> [What you are asked to do]
Return each line of the material verbatim.

Dataset records
+ + + + +
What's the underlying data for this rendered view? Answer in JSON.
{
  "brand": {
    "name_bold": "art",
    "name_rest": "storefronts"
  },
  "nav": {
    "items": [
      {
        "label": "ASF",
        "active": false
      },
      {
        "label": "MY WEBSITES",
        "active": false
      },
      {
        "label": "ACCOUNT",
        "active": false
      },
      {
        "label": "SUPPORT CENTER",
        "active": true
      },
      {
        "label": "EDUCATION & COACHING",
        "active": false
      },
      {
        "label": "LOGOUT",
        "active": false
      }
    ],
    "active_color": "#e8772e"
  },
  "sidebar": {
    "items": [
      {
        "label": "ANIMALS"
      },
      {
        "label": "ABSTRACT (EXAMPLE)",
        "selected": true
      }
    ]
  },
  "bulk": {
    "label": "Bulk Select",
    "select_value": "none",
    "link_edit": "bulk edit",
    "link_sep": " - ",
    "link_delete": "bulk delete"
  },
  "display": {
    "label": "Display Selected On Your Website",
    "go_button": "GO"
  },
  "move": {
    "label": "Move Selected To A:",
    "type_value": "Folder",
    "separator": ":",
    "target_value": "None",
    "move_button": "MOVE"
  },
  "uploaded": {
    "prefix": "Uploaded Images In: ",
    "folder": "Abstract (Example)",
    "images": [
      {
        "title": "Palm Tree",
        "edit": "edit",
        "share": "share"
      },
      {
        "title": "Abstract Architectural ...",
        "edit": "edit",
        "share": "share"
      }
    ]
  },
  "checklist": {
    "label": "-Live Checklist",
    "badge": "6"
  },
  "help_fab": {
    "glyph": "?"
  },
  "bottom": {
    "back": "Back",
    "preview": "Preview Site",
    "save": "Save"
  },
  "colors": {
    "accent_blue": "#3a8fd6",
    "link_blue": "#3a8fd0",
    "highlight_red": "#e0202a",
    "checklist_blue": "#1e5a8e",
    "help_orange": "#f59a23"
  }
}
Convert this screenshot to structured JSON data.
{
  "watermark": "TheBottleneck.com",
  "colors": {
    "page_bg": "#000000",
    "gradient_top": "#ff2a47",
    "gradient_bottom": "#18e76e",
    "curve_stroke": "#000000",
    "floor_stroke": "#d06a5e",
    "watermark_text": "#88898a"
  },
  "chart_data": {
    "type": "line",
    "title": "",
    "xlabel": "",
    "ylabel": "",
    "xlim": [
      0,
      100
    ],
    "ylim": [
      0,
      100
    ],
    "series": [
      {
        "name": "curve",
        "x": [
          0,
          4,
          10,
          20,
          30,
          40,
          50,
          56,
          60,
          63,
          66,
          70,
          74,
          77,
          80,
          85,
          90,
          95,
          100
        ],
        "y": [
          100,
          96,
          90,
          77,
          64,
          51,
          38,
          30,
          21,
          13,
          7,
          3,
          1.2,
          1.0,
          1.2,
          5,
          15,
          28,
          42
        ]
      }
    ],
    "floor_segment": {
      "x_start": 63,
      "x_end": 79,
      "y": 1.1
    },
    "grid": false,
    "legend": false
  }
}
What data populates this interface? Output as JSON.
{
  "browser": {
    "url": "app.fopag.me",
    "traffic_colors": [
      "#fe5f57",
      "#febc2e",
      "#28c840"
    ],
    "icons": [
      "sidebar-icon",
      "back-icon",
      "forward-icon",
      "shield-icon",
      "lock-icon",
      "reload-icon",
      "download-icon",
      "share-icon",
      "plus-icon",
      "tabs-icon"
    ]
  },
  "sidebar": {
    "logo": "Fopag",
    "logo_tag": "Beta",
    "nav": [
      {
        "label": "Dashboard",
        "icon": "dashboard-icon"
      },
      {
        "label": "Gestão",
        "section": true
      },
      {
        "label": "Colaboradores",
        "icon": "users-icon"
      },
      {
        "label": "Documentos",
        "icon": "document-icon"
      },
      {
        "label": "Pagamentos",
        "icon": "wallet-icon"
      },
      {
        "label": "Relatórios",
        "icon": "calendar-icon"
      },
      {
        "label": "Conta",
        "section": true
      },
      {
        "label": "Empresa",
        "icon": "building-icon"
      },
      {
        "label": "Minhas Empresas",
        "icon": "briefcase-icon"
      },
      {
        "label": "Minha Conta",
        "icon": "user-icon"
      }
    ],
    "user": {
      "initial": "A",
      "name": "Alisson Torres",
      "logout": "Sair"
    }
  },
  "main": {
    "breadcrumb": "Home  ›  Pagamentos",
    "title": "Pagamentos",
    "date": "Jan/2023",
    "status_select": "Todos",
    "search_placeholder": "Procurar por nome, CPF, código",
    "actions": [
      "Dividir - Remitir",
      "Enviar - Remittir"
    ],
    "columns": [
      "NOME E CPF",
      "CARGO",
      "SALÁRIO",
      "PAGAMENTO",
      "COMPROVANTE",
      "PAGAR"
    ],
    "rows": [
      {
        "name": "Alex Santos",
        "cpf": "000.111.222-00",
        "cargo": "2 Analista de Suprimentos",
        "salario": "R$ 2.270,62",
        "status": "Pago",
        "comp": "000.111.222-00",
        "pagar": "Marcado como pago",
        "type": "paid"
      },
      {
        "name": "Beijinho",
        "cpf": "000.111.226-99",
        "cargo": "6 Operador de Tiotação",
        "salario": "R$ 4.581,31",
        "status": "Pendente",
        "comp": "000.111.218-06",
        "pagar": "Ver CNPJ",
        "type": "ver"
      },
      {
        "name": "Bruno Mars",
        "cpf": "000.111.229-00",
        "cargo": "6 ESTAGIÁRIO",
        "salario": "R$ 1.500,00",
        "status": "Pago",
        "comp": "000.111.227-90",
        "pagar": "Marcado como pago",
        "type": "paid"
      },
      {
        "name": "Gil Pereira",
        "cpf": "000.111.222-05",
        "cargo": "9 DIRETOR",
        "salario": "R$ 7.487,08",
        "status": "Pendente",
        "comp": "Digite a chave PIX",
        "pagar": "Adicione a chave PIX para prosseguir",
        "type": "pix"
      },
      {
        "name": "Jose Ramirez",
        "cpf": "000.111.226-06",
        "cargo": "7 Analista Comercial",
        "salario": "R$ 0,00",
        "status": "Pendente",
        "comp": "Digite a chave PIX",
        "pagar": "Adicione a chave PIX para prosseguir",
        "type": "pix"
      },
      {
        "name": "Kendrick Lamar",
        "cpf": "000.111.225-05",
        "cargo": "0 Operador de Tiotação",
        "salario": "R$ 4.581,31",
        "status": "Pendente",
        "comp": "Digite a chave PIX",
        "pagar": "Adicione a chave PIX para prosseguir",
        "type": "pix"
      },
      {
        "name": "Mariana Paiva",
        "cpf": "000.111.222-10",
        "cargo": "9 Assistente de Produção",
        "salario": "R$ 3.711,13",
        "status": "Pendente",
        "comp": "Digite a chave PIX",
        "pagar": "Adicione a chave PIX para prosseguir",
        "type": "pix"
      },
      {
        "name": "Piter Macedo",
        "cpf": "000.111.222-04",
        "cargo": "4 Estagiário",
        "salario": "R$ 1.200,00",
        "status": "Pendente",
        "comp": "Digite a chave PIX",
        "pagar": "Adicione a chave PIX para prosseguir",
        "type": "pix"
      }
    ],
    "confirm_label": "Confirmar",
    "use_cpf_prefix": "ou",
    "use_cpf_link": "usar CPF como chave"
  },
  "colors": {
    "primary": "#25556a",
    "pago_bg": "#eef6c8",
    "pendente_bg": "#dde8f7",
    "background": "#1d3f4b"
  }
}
+ + + + +
> [Completed exercise]
What's the underlying data for this rendered view? Answer in JSON.
{
  "brand": {
    "name_bold": "art",
    "name_rest": "storefronts"
  },
  "nav": {
    "items": [
      {
        "label": "ASF",
        "active": false
      },
      {
        "label": "MY WEBSITES",
        "active": false
      },
      {
        "label": "ACCOUNT",
        "active": false
      },
      {
        "label": "SUPPORT CENTER",
        "active": true
      },
      {
        "label": "EDUCATION & COACHING",
        "active": false
      },
      {
        "label": "LOGOUT",
        "active": false
      }
    ],
    "active_color": "#e8772e"
  },
  "sidebar": {
    "items": [
      {
        "label": "ANIMALS"
      },
      {
        "label": "ABSTRACT (EXAMPLE)",
        "selected": true
      }
    ]
  },
  "bulk": {
    "label": "Bulk Select",
    "select_value": "none",
    "link_edit": "bulk edit",
    "link_sep": " - ",
    "link_delete": "bulk delete"
  },
  "display": {
    "label": "Display Selected On Your Website",
    "go_button": "GO"
  },
  "move": {
    "label": "Move Selected To A:",
    "type_value": "Folder",
    "separator": ":",
    "target_value": "None",
    "move_button": "MOVE"
  },
  "uploaded": {
    "prefix": "Uploaded Images In: ",
    "folder": "Abstract (Example)",
    "images": [
      {
        "title": "Palm Tree",
        "edit": "edit",
        "share": "share"
      },
      {
        "title": "Abstract Architectural ...",
        "edit": "edit",
        "share": "share"
      }
    ]
  },
  "checklist": {
    "label": "-Live Checklist",
    "badge": "6"
  },
  "help_fab": {
    "glyph": "?"
  },
  "bottom": {
    "back": "Back",
    "preview": "Preview Site",
    "save": "Save"
  },
  "colors": {
    "accent_blue": "#3a8fd6",
    "link_blue": "#3a8fd0",
    "highlight_red": "#e0202a",
    "checklist_blue": "#1e5a8e",
    "help_orange": "#f59a23"
  }
}
Convert this screenshot to structured JSON data.
{
  "watermark": "TheBottleneck.com",
  "colors": {
    "page_bg": "#000000",
    "gradient_top": "#ff2a47",
    "gradient_bottom": "#18e76e",
    "curve_stroke": "#000000",
    "floor_stroke": "#d06a5e",
    "watermark_text": "#88898a"
  },
  "chart_data": {
    "type": "line",
    "title": "",
    "xlabel": "",
    "ylabel": "",
    "xlim": [
      0,
      100
    ],
    "ylim": [
      0,
      100
    ],
    "series": [
      {
        "name": "curve",
        "x": [
          0,
          4,
          10,
          20,
          30,
          40,
          50,
          56,
          60,
          63,
          66,
          70,
          74,
          77,
          80,
          85,
          90,
          95,
          100
        ],
        "y": [
          100,
          96,
          90,
          77,
          64,
          51,
          38,
          30,
          21,
          13,
          7,
          3,
          1.2,
          1.0,
          1.2,
          5,
          15,
          28,
          42
        ]
      }
    ],
    "floor_segment": {
      "x_start": 63,
      "x_end": 79,
      "y": 1.1
    },
    "grid": false,
    "legend": false
  }
}
What data populates this interface? Output as JSON.
{
  "browser": {
    "url": "app.fopag.me",
    "traffic_colors": [
      "#fe5f57",
      "#febc2e",
      "#28c840"
    ],
    "icons": [
      "sidebar-icon",
      "back-icon",
      "forward-icon",
      "shield-icon",
      "lock-icon",
      "reload-icon",
      "download-icon",
      "share-icon",
      "plus-icon",
      "tabs-icon"
    ]
  },
  "sidebar": {
    "logo": "Fopag",
    "logo_tag": "Beta",
    "nav": [
      {
        "label": "Dashboard",
        "icon": "dashboard-icon"
      },
      {
        "label": "Gestão",
        "section": true
      },
      {
        "label": "Colaboradores",
        "icon": "users-icon"
      },
      {
        "label": "Documentos",
        "icon": "document-icon"
      },
      {
        "label": "Pagamentos",
        "icon": "wallet-icon"
      },
      {
        "label": "Relatórios",
        "icon": "calendar-icon"
      },
      {
        "label": "Conta",
        "section": true
      },
      {
        "label": "Empresa",
        "icon": "building-icon"
      },
      {
        "label": "Minhas Empresas",
        "icon": "briefcase-icon"
      },
      {
        "label": "Minha Conta",
        "icon": "user-icon"
      }
    ],
    "user": {
      "initial": "A",
      "name": "Alisson Torres",
      "logout": "Sair"
    }
  },
  "main": {
    "breadcrumb": "Home  ›  Pagamentos",
    "title": "Pagamentos",
    "date": "Jan/2023",
    "status_select": "Todos",
    "search_placeholder": "Procurar por nome, CPF, código",
    "actions": [
      "Dividir - Remitir",
      "Enviar - Remittir"
    ],
    "columns": [
      "NOME E CPF",
      "CARGO",
      "SALÁRIO",
      "PAGAMENTO",
      "COMPROVANTE",
      "PAGAR"
    ],
    "rows": [
      {
        "name": "Alex Santos",
        "cpf": "000.111.222-00",
        "cargo": "2 Analista de Suprimentos",
        "salario": "R$ 2.270,62",
        "status": "Pago",
        "comp": "000.111.222-00",
        "pagar": "Marcado como pago",
        "type": "paid"
      },
      {
        "name": "Beijinho",
        "cpf": "000.111.226-99",
        "cargo": "6 Operador de Tiotação",
        "salario": "R$ 4.581,31",
        "status": "Pendente",
        "comp": "000.111.218-06",
        "pagar": "Ver CNPJ",
        "type": "ver"
      },
      {
        "name": "Bruno Mars",
        "cpf": "000.111.229-00",
        "cargo": "6 ESTAGIÁRIO",
        "salario": "R$ 1.500,00",
        "status": "Pago",
        "comp": "000.111.227-90",
        "pagar": "Marcado como pago",
        "type": "paid"
      },
      {
        "name": "Gil Pereira",
        "cpf": "000.111.222-05",
        "cargo": "9 DIRETOR",
        "salario": "R$ 7.487,08",
        "status": "Pendente",
        "comp": "Digite a chave PIX",
        "pagar": "Adicione a chave PIX para prosseguir",
        "type": "pix"
      },
      {
        "name": "Jose Ramirez",
        "cpf": "000.111.226-06",
        "cargo": "7 Analista Comercial",
        "salario": "R$ 0,00",
        "status": "Pendente",
        "comp": "Digite a chave PIX",
        "pagar": "Adicione a chave PIX para prosseguir",
        "type": "pix"
      },
      {
        "name": "Kendrick Lamar",
        "cpf": "000.111.225-05",
        "cargo": "0 Operador de Tiotação",
        "salario": "R$ 4.581,31",
        "status": "Pendente",
        "comp": "Digite a chave PIX",
        "pagar": "Adicione a chave PIX para prosseguir",
        "type": "pix"
      },
      {
        "name": "Mariana Paiva",
        "cpf": "000.111.222-10",
        "cargo": "9 Assistente de Produção",
        "salario": "R$ 3.711,13",
        "status": "Pendente",
        "comp": "Digite a chave PIX",
        "pagar": "Adicione a chave PIX para prosseguir",
        "type": "pix"
      },
      {
        "name": "Piter Macedo",
        "cpf": "000.111.222-04",
        "cargo": "4 Estagiário",
        "salario": "R$ 1.200,00",
        "status": "Pendente",
        "comp": "Digite a chave PIX",
        "pagar": "Adicione a chave PIX para prosseguir",
        "type": "pix"
      }
    ],
    "confirm_label": "Confirmar",
    "use_cpf_prefix": "ou",
    "use_cpf_link": "usar CPF como chave"
  },
  "colors": {
    "primary": "#25556a",
    "pago_bg": "#eef6c8",
    "pendente_bg": "#dde8f7",
    "background": "#1d3f4b"
  }
}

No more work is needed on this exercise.